(begin)

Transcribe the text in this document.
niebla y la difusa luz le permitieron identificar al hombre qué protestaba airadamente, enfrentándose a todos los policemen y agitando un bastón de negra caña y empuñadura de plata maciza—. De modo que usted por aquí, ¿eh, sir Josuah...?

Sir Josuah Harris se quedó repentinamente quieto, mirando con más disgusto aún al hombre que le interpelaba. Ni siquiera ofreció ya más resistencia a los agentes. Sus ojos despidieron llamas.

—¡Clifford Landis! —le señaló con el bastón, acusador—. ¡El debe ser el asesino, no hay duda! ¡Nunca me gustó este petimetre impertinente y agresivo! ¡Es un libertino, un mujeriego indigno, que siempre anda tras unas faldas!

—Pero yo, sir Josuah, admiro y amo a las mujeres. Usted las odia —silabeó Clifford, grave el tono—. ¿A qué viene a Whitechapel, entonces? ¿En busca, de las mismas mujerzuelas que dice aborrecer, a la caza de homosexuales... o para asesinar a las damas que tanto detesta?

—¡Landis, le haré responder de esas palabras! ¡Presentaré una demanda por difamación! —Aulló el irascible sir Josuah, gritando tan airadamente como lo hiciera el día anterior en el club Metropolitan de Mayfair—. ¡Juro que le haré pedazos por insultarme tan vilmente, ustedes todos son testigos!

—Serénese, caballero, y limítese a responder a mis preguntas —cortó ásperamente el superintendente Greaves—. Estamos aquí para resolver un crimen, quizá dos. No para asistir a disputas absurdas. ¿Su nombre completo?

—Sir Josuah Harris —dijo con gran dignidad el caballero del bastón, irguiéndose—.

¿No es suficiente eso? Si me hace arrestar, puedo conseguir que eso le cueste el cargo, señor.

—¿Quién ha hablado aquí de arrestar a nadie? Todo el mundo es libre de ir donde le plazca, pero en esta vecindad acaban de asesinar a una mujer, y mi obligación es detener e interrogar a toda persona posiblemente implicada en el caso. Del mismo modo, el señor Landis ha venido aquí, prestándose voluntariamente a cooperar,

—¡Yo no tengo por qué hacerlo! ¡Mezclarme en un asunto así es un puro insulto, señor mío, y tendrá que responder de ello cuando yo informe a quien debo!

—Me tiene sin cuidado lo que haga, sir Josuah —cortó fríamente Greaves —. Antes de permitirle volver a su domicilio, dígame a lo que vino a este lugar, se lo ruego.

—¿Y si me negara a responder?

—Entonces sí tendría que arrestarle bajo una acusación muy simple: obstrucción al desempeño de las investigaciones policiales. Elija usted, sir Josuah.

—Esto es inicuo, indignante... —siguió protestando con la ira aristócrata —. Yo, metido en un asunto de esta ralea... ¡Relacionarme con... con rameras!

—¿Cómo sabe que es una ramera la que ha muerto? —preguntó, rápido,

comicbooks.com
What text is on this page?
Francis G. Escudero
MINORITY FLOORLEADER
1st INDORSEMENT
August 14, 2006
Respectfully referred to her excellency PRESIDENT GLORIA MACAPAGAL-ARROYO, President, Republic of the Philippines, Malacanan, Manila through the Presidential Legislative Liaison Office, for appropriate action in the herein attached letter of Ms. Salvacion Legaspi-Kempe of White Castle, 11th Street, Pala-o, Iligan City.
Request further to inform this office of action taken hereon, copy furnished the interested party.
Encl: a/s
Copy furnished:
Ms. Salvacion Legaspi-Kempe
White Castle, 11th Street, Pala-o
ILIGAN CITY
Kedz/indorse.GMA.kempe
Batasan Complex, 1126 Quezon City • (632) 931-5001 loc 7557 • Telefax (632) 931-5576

(end)

* _What you are asked to do_:
Find every line in the records above that contains the word "Greaves", and copy each one.

* _Reply_:
—Serénese, caballero, y limítese a responder a mis preguntas —cortó ásperamente el superintendente Greaves—. Estamos aquí para resolver un crimen, quizá dos. No para asistir a disputas absurdas. ¿Su nombre completo?
—Me tiene sin cuidado lo que haga, sir Josuah —cortó fríamente Greaves —. Antes de permitirle volver a su domicilio, dígame a lo que vino a este lugar, se lo ruego.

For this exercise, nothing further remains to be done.